> [Task details]:
Count each line in which the word "hazardous" appears. Reply with the total and nothing more.

Saved data entries:
:::
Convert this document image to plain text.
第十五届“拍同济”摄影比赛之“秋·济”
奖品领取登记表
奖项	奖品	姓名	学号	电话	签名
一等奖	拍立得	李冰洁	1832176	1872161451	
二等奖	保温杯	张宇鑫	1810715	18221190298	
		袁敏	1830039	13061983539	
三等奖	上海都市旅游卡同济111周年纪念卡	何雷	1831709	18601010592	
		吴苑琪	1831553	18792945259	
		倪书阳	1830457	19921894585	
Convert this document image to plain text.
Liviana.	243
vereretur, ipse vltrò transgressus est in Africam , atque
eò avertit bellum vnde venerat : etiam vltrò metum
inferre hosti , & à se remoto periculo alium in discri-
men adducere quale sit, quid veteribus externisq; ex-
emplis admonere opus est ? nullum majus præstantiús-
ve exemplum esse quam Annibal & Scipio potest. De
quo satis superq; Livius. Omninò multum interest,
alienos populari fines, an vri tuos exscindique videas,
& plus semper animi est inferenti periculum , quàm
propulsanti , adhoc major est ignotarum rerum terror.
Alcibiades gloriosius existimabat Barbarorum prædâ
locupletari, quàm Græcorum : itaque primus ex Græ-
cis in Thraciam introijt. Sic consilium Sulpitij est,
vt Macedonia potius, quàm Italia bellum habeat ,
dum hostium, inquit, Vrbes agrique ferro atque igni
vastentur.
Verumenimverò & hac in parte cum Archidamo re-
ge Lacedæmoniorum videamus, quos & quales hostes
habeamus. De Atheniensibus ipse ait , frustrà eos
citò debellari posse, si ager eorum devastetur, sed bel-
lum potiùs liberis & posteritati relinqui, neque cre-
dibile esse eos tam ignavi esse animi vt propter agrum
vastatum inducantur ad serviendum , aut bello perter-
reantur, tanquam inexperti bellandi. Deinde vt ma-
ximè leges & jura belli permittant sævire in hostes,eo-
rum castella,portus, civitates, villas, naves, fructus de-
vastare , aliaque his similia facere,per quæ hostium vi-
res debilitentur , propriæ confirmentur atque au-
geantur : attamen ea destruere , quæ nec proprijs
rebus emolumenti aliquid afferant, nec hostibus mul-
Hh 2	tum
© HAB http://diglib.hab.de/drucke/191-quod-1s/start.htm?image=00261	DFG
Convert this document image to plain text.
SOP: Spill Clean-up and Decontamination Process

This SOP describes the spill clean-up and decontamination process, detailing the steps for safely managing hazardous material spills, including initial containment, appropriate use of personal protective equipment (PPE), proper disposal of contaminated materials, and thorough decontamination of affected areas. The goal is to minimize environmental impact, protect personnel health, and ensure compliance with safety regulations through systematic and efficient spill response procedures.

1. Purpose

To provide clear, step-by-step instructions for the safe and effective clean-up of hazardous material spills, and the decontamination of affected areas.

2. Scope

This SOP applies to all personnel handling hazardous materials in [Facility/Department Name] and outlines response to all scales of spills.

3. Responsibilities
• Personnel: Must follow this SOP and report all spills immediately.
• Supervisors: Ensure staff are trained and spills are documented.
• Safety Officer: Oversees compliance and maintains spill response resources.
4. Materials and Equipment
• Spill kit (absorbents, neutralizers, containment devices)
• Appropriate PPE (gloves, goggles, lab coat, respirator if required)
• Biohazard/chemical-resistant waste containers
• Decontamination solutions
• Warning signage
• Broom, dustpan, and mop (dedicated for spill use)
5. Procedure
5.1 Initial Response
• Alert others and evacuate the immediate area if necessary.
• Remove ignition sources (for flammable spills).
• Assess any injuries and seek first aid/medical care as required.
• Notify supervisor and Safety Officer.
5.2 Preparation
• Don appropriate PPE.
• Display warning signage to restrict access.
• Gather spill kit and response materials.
:::
> [Exercise answer]:
3